===== Provided material

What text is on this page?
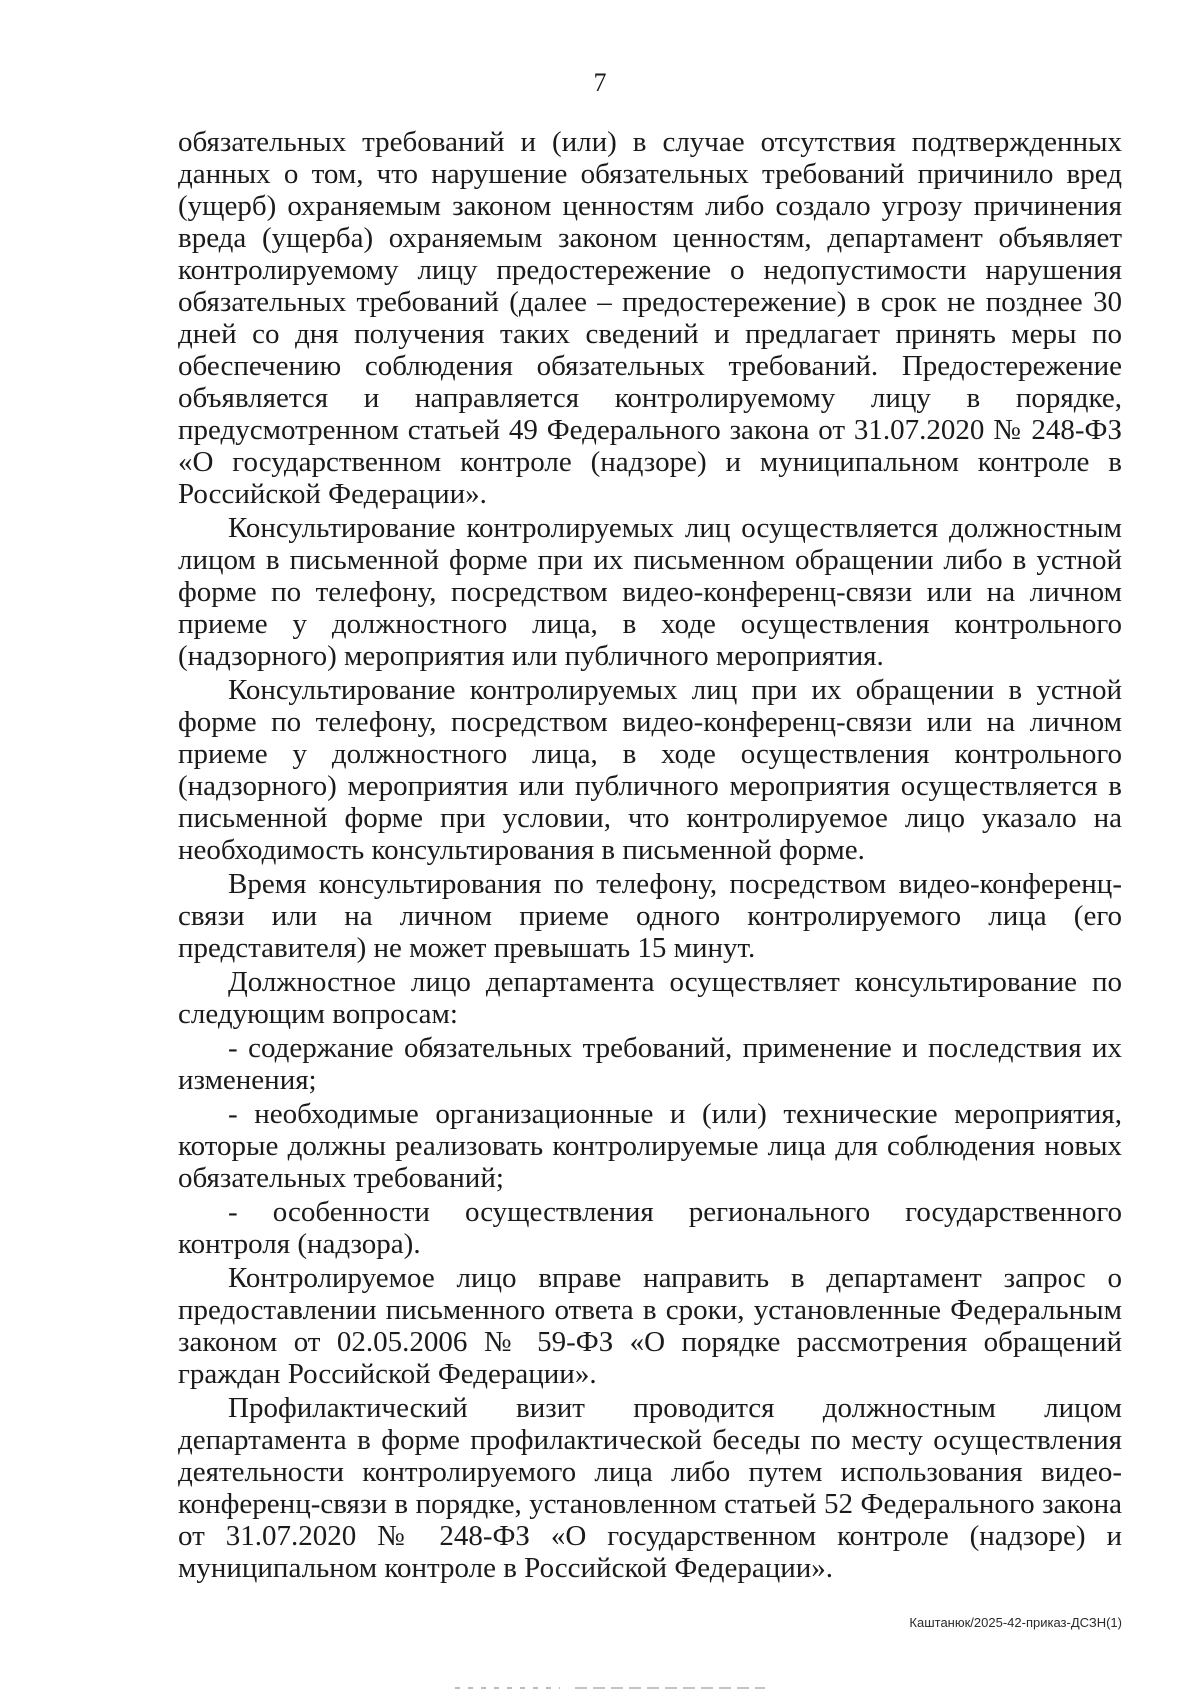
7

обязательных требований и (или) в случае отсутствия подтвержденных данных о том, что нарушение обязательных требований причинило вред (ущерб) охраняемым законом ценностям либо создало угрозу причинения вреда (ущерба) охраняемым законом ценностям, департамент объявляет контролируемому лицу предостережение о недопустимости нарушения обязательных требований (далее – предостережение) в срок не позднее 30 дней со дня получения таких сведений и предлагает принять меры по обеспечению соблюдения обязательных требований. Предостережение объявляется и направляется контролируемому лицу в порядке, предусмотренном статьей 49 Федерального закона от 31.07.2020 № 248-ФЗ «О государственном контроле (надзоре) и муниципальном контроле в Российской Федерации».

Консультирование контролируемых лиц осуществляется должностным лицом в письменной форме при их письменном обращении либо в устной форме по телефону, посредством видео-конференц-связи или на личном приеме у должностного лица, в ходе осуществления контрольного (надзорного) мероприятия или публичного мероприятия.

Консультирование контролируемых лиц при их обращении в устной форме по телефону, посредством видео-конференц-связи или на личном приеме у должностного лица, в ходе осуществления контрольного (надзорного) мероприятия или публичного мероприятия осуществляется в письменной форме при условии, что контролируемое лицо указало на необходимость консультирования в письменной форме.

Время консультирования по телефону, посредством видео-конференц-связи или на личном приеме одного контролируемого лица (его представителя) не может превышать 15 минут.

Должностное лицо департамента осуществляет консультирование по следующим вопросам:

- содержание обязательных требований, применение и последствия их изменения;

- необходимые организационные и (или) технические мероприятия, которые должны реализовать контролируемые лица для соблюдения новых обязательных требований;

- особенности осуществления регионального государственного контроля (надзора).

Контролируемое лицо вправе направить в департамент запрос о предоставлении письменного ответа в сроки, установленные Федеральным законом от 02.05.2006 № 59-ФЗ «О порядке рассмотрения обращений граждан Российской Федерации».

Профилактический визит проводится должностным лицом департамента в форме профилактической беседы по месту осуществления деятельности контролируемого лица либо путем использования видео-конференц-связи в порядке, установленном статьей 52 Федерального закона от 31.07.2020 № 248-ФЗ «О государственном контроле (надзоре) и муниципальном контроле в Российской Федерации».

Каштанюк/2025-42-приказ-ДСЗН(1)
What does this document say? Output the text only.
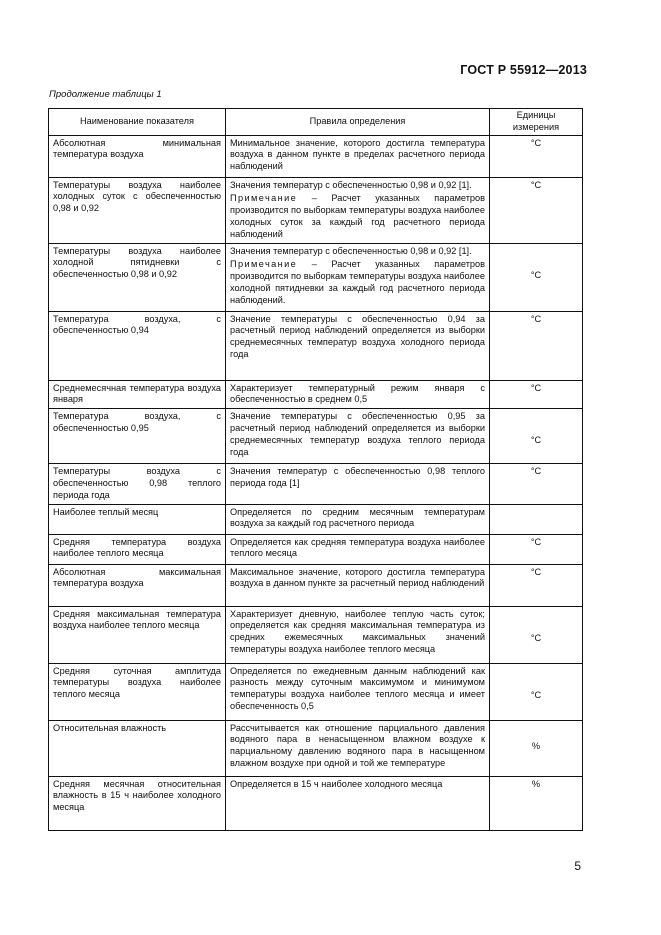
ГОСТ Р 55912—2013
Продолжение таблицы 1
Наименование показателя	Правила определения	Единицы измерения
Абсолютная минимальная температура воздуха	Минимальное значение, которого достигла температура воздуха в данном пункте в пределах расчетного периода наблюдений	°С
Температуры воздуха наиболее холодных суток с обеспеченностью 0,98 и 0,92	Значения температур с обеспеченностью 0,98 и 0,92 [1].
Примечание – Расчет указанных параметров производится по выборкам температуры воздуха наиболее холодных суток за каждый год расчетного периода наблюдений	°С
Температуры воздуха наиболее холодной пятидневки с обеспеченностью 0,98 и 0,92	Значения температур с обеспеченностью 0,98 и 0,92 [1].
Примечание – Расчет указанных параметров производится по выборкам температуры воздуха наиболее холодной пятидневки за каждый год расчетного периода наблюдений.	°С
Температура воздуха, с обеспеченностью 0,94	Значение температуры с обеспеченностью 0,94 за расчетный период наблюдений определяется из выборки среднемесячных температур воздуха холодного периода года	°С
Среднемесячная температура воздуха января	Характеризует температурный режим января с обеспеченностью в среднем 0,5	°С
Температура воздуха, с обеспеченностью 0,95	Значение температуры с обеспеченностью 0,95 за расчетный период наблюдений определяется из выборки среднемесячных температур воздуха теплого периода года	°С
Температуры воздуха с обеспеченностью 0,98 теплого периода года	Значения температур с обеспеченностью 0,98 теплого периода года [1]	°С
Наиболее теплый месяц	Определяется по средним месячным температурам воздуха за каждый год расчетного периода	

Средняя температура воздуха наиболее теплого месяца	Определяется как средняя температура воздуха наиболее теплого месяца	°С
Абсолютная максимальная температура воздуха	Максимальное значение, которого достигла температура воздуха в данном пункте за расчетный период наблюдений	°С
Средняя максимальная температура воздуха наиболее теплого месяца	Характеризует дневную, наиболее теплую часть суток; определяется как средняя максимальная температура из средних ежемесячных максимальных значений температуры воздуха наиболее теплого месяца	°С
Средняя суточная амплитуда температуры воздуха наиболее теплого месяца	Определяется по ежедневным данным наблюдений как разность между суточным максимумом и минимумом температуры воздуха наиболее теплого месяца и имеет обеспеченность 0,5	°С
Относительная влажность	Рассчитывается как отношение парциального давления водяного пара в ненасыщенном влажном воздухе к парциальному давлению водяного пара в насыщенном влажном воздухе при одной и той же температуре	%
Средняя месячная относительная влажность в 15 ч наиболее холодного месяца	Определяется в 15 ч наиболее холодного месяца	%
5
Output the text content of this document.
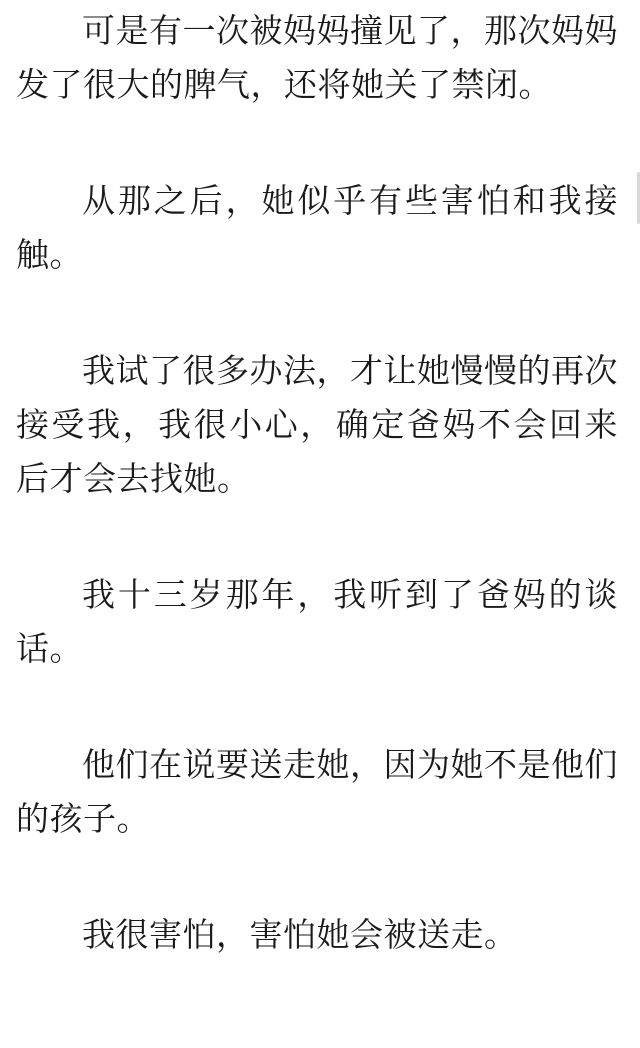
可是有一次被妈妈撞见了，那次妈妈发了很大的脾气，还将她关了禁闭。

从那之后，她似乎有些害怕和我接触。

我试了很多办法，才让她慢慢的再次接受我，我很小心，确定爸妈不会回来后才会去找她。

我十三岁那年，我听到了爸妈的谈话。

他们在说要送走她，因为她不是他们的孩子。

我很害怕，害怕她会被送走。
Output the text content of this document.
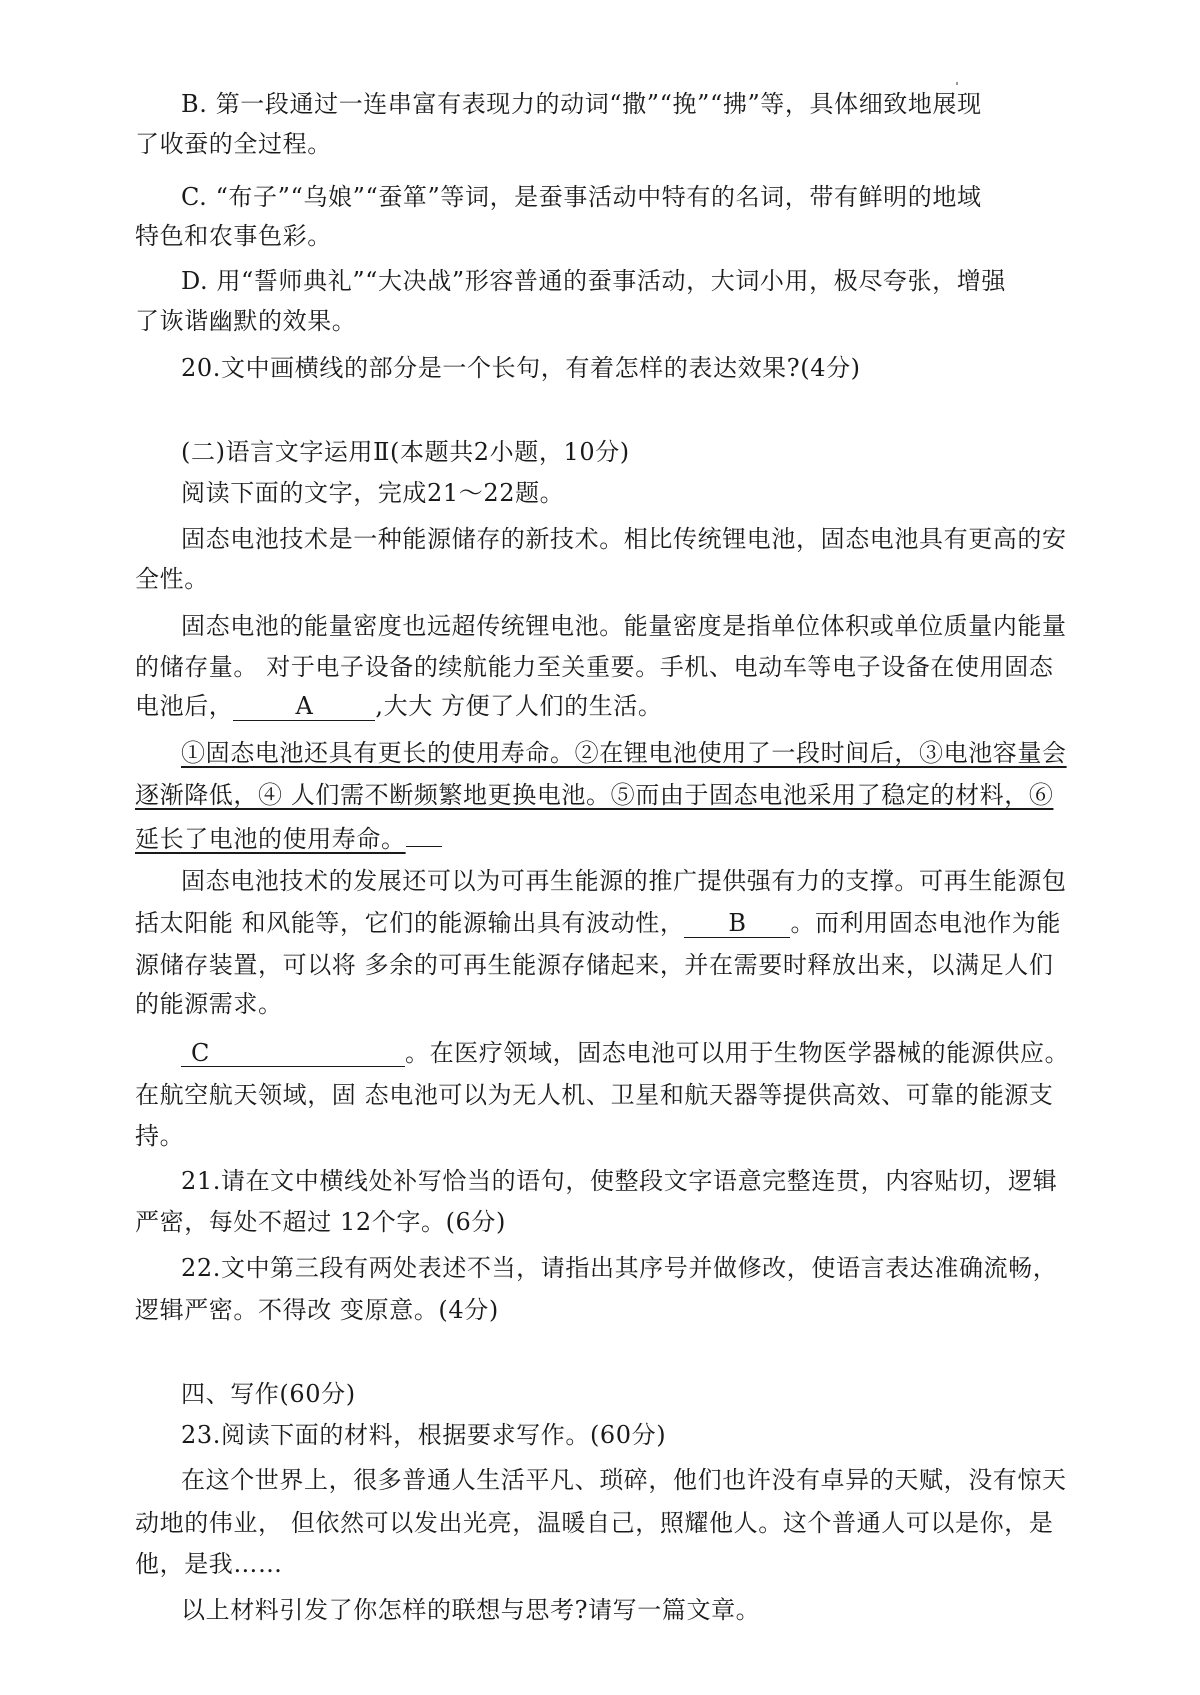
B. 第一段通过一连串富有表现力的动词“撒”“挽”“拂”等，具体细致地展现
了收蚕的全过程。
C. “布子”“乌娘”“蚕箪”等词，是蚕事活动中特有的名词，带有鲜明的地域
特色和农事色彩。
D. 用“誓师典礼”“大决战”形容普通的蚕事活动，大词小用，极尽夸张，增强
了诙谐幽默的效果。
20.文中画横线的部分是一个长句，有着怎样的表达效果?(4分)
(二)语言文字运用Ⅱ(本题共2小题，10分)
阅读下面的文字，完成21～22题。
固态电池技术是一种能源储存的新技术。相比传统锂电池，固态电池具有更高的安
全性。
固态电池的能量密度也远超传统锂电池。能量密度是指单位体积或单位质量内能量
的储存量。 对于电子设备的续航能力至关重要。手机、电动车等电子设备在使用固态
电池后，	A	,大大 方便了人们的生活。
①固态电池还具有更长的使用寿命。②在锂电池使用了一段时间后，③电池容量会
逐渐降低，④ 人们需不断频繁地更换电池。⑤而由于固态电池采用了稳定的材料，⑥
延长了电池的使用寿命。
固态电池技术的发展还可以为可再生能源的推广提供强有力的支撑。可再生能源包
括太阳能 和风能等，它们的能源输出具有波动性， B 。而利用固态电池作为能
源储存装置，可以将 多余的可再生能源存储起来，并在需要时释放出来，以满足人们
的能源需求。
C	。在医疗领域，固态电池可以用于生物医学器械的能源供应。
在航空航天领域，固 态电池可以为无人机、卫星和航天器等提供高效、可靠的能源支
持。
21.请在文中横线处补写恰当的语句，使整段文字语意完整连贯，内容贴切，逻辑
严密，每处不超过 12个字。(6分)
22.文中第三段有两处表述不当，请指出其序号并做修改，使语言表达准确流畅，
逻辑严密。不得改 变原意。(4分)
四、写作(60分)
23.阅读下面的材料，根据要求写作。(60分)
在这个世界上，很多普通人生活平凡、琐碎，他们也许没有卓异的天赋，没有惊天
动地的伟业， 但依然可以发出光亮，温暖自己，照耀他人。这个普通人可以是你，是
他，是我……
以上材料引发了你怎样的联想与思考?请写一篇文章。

==========

▸ Problem requirements
Without including any pictures, output all the entries above exactly.

▸ Exercise response
What text is on this page?
7

обязательных требований и (или) в случае отсутствия подтвержденных данных о том, что нарушение обязательных требований причинило вред (ущерб) охраняемым законом ценностям либо создало угрозу причинения вреда (ущерба) охраняемым законом ценностям, департамент объявляет контролируемому лицу предостережение о недопустимости нарушения обязательных требований (далее – предостережение) в срок не позднее 30 дней со дня получения таких сведений и предлагает принять меры по обеспечению соблюдения обязательных требований. Предостережение объявляется и направляется контролируемому лицу в порядке, предусмотренном статьей 49 Федерального закона от 31.07.2020 № 248-ФЗ «О государственном контроле (надзоре) и муниципальном контроле в Российской Федерации».

Консультирование контролируемых лиц осуществляется должностным лицом в письменной форме при их письменном обращении либо в устной форме по телефону, посредством видео-конференц-связи или на личном приеме у должностного лица, в ходе осуществления контрольного (надзорного) мероприятия или публичного мероприятия.

Консультирование контролируемых лиц при их обращении в устной форме по телефону, посредством видео-конференц-связи или на личном приеме у должностного лица, в ходе осуществления контрольного (надзорного) мероприятия или публичного мероприятия осуществляется в письменной форме при условии, что контролируемое лицо указало на необходимость консультирования в письменной форме.

Время консультирования по телефону, посредством видео-конференц-связи или на личном приеме одного контролируемого лица (его представителя) не может превышать 15 минут.

Должностное лицо департамента осуществляет консультирование по следующим вопросам:

- содержание обязательных требований, применение и последствия их изменения;

- необходимые организационные и (или) технические мероприятия, которые должны реализовать контролируемые лица для соблюдения новых обязательных требований;

- особенности осуществления регионального государственного контроля (надзора).

Контролируемое лицо вправе направить в департамент запрос о предоставлении письменного ответа в сроки, установленные Федеральным законом от 02.05.2006 № 59-ФЗ «О порядке рассмотрения обращений граждан Российской Федерации».

Профилактический визит проводится должностным лицом департамента в форме профилактической беседы по месту осуществления деятельности контролируемого лица либо путем использования видео-конференц-связи в порядке, установленном статьей 52 Федерального закона от 31.07.2020 № 248-ФЗ «О государственном контроле (надзоре) и муниципальном контроле в Российской Федерации».

Каштанюк/2025-42-приказ-ДСЗН(1)
What does this document say? Output the text only.
ГОСТ Р 55912—2013
Продолжение таблицы 1
Наименование показателя	Правила определения	Единицы измерения
Абсолютная минимальная температура воздуха	Минимальное значение, которого достигла температура воздуха в данном пункте в пределах расчетного периода наблюдений	°С
Температуры воздуха наиболее холодных суток с обеспеченностью 0,98 и 0,92	Значения температур с обеспеченностью 0,98 и 0,92 [1].
Примечание – Расчет указанных параметров производится по выборкам температуры воздуха наиболее холодных суток за каждый год расчетного периода наблюдений	°С
Температуры воздуха наиболее холодной пятидневки с обеспеченностью 0,98 и 0,92	Значения температур с обеспеченностью 0,98 и 0,92 [1].
Примечание – Расчет указанных параметров производится по выборкам температуры воздуха наиболее холодной пятидневки за каждый год расчетного периода наблюдений.	°С
Температура воздуха, с обеспеченностью 0,94	Значение температуры с обеспеченностью 0,94 за расчетный период наблюдений определяется из выборки среднемесячных температур воздуха холодного периода года	°С
Среднемесячная температура воздуха января	Характеризует температурный режим января с обеспеченностью в среднем 0,5	°С
Температура воздуха, с обеспеченностью 0,95	Значение температуры с обеспеченностью 0,95 за расчетный период наблюдений определяется из выборки среднемесячных температур воздуха теплого периода года	°С
Температуры воздуха с обеспеченностью 0,98 теплого периода года	Значения температур с обеспеченностью 0,98 теплого периода года [1]	°С
Наиболее теплый месяц	Определяется по средним месячным температурам воздуха за каждый год расчетного периода	

Средняя температура воздуха наиболее теплого месяца	Определяется как средняя температура воздуха наиболее теплого месяца	°С
Абсолютная максимальная температура воздуха	Максимальное значение, которого достигла температура воздуха в данном пункте за расчетный период наблюдений	°С
Средняя максимальная температура воздуха наиболее теплого месяца	Характеризует дневную, наиболее теплую часть суток; определяется как средняя максимальная температура из средних ежемесячных максимальных значений температуры воздуха наиболее теплого месяца	°С
Средняя суточная амплитуда температуры воздуха наиболее теплого месяца	Определяется по ежедневным данным наблюдений как разность между суточным максимумом и минимумом температуры воздуха наиболее теплого месяца и имеет обеспеченность 0,5	°С
Относительная влажность	Рассчитывается как отношение парциального давления водяного пара в ненасыщенном влажном воздухе к парциальному давлению водяного пара в насыщенном влажном воздухе при одной и той же температуре	%
Средняя месячная относительная влажность в 15 ч наиболее холодного месяца	Определяется в 15 ч наиболее холодного месяца	%
5
Output the text content of this document.
可是有一次被妈妈撞见了，那次妈妈发了很大的脾气，还将她关了禁闭。

从那之后，她似乎有些害怕和我接触。

我试了很多办法，才让她慢慢的再次接受我，我很小心，确定爸妈不会回来后才会去找她。

我十三岁那年，我听到了爸妈的谈话。

他们在说要送走她，因为她不是他们的孩子。

我很害怕，害怕她会被送走。
Output the text content of this document.
B. 第一段通过一连串富有表现力的动词“撒”“挽”“拂”等，具体细致地展现
了收蚕的全过程。
C. “布子”“乌娘”“蚕箪”等词，是蚕事活动中特有的名词，带有鲜明的地域
特色和农事色彩。
D. 用“誓师典礼”“大决战”形容普通的蚕事活动，大词小用，极尽夸张，增强
了诙谐幽默的效果。
20.文中画横线的部分是一个长句，有着怎样的表达效果?(4分)
(二)语言文字运用Ⅱ(本题共2小题，10分)
阅读下面的文字，完成21～22题。
固态电池技术是一种能源储存的新技术。相比传统锂电池，固态电池具有更高的安
全性。
固态电池的能量密度也远超传统锂电池。能量密度是指单位体积或单位质量内能量
的储存量。 对于电子设备的续航能力至关重要。手机、电动车等电子设备在使用固态
电池后，	A	,大大 方便了人们的生活。
①固态电池还具有更长的使用寿命。②在锂电池使用了一段时间后，③电池容量会
逐渐降低，④ 人们需不断频繁地更换电池。⑤而由于固态电池采用了稳定的材料，⑥
延长了电池的使用寿命。
固态电池技术的发展还可以为可再生能源的推广提供强有力的支撑。可再生能源包
括太阳能 和风能等，它们的能源输出具有波动性， B 。而利用固态电池作为能
源储存装置，可以将 多余的可再生能源存储起来，并在需要时释放出来，以满足人们
的能源需求。
C	。在医疗领域，固态电池可以用于生物医学器械的能源供应。
在航空航天领域，固 态电池可以为无人机、卫星和航天器等提供高效、可靠的能源支
持。
21.请在文中横线处补写恰当的语句，使整段文字语意完整连贯，内容贴切，逻辑
严密，每处不超过 12个字。(6分)
22.文中第三段有两处表述不当，请指出其序号并做修改，使语言表达准确流畅，
逻辑严密。不得改 变原意。(4分)
四、写作(60分)
23.阅读下面的材料，根据要求写作。(60分)
在这个世界上，很多普通人生活平凡、琐碎，他们也许没有卓异的天赋，没有惊天
动地的伟业， 但依然可以发出光亮，温暖自己，照耀他人。这个普通人可以是你，是
他，是我……
以上材料引发了你怎样的联想与思考?请写一篇文章。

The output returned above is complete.